INSTRUCTIONS FOR THE TASK - Take every line from the listing below that contains "activation".

══════════════════════════════

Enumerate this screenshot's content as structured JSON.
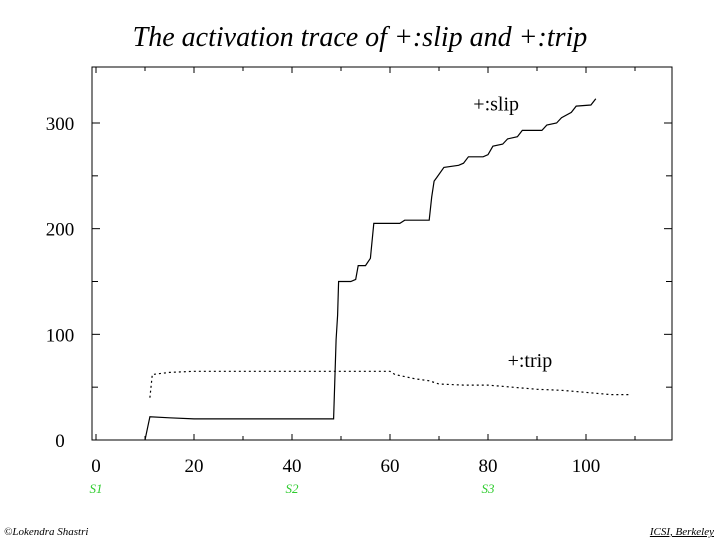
{
  "title": "The activation trace of +:slip and +:trip",
  "footer": {
    "left": "©Lokendra Shastri",
    "right": "ICSI, Berkeley"
  },
  "colors": {
    "line": "#000000",
    "marker_label": "#2ecc2e"
  },
  "chart_data": {
    "type": "line",
    "title": "The activation trace of +:slip and +:trip",
    "xlabel": "",
    "ylabel": "",
    "xlim": [
      0,
      115
    ],
    "ylim": [
      0,
      345
    ],
    "x_ticks": [
      0,
      20,
      40,
      60,
      80,
      100
    ],
    "y_ticks": [
      0,
      100,
      200,
      300
    ],
    "grid": false,
    "series": [
      {
        "name": "+:slip",
        "style": "solid",
        "points": [
          [
            10,
            0
          ],
          [
            11,
            22
          ],
          [
            15,
            21
          ],
          [
            20,
            20
          ],
          [
            30,
            20
          ],
          [
            40,
            20
          ],
          [
            48.5,
            20
          ],
          [
            49,
            95
          ],
          [
            49.3,
            118
          ],
          [
            49.5,
            150
          ],
          [
            52,
            150
          ],
          [
            53,
            152
          ],
          [
            53.5,
            165
          ],
          [
            55,
            165
          ],
          [
            56,
            172
          ],
          [
            56.7,
            205
          ],
          [
            60,
            205
          ],
          [
            62,
            205
          ],
          [
            63,
            208
          ],
          [
            68,
            208
          ],
          [
            68.5,
            230
          ],
          [
            69,
            245
          ],
          [
            69.5,
            248
          ],
          [
            71,
            258
          ],
          [
            74,
            260
          ],
          [
            75,
            262
          ],
          [
            76,
            268
          ],
          [
            79,
            268
          ],
          [
            80,
            270
          ],
          [
            81,
            278
          ],
          [
            83,
            280
          ],
          [
            84,
            285
          ],
          [
            86,
            287
          ],
          [
            87,
            293
          ],
          [
            91,
            293
          ],
          [
            92,
            298
          ],
          [
            94,
            300
          ],
          [
            95,
            305
          ],
          [
            97,
            310
          ],
          [
            98,
            316
          ],
          [
            101,
            317
          ],
          [
            102,
            323
          ]
        ]
      },
      {
        "name": "+:trip",
        "style": "dotted",
        "points": [
          [
            11,
            40
          ],
          [
            11.5,
            62
          ],
          [
            15,
            64
          ],
          [
            20,
            65
          ],
          [
            30,
            65
          ],
          [
            40,
            65
          ],
          [
            50,
            65
          ],
          [
            55,
            65
          ],
          [
            60,
            65
          ],
          [
            61,
            62
          ],
          [
            65,
            58
          ],
          [
            68,
            56
          ],
          [
            70,
            53
          ],
          [
            75,
            52
          ],
          [
            80,
            52
          ],
          [
            85,
            50
          ],
          [
            90,
            48
          ],
          [
            95,
            47
          ],
          [
            100,
            45
          ],
          [
            105,
            43
          ],
          [
            109,
            43
          ]
        ]
      }
    ],
    "annotations": [
      {
        "text": "+:slip",
        "x": 77,
        "y": 312
      },
      {
        "text": "+:trip",
        "x": 84,
        "y": 69
      }
    ],
    "x_markers": [
      {
        "label": "S1",
        "x": 0
      },
      {
        "label": "S2",
        "x": 40
      },
      {
        "label": "S3",
        "x": 80
      }
    ]
  }
}
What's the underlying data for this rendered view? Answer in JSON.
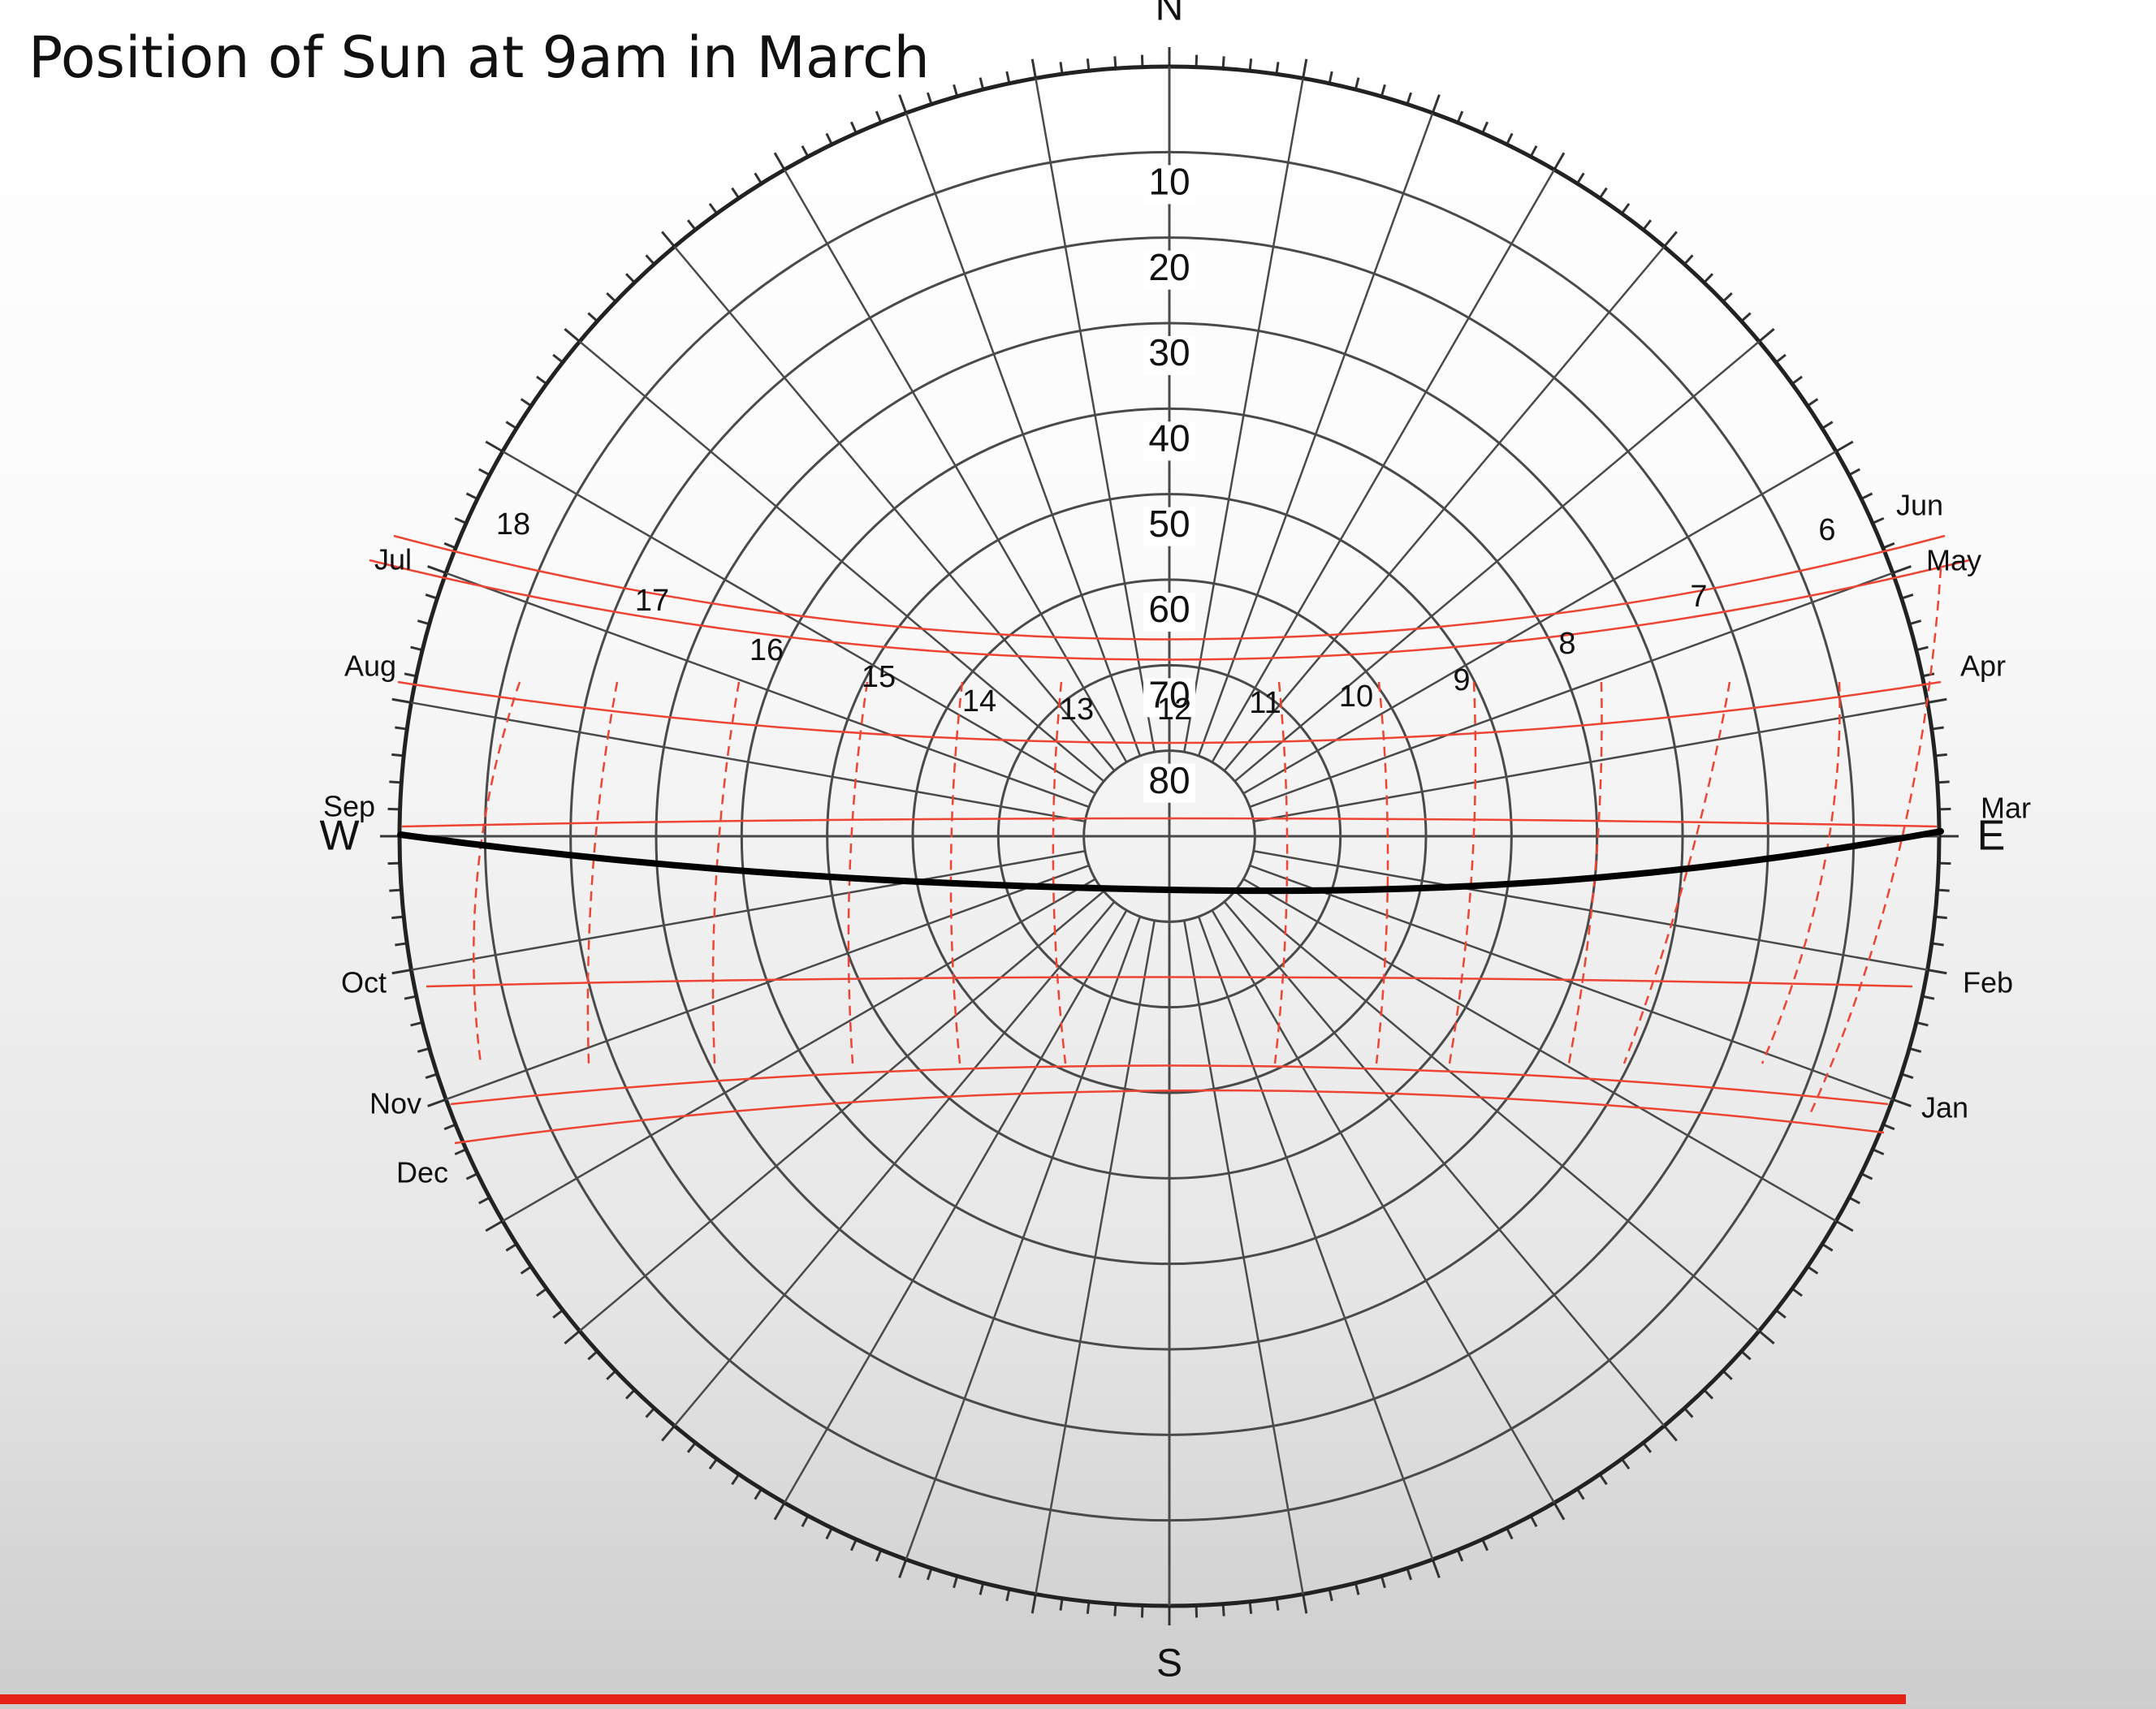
{
  "title": "Position of Sun at 9am in March",
  "chart_data": {
    "type": "sun-path-diagram",
    "directions": {
      "north": "N",
      "south": "S",
      "east": "E",
      "west": "W"
    },
    "altitude_labels": [
      "10",
      "20",
      "30",
      "40",
      "50",
      "60",
      "70",
      "80"
    ],
    "hour_labels": [
      "6",
      "7",
      "8",
      "9",
      "10",
      "11",
      "12",
      "13",
      "14",
      "15",
      "16",
      "17",
      "18"
    ],
    "months_left": [
      "Jul",
      "Aug",
      "Sep",
      "Oct",
      "Nov",
      "Dec"
    ],
    "months_right": [
      "Jun",
      "May",
      "Apr",
      "Mar",
      "Feb",
      "Jan"
    ],
    "colors": {
      "grid": "#4a4a4a",
      "sun_path": "#ee4433",
      "highlight": "#000000",
      "progress": "#e62117"
    }
  },
  "progress": {
    "value": 0.884
  }
}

══════════════════════════════

SOLUTION FOR THIS TASK -
  "title": "The activation trace of +:slip and +:trip",
    "title": "The activation trace of +:slip and +:trip",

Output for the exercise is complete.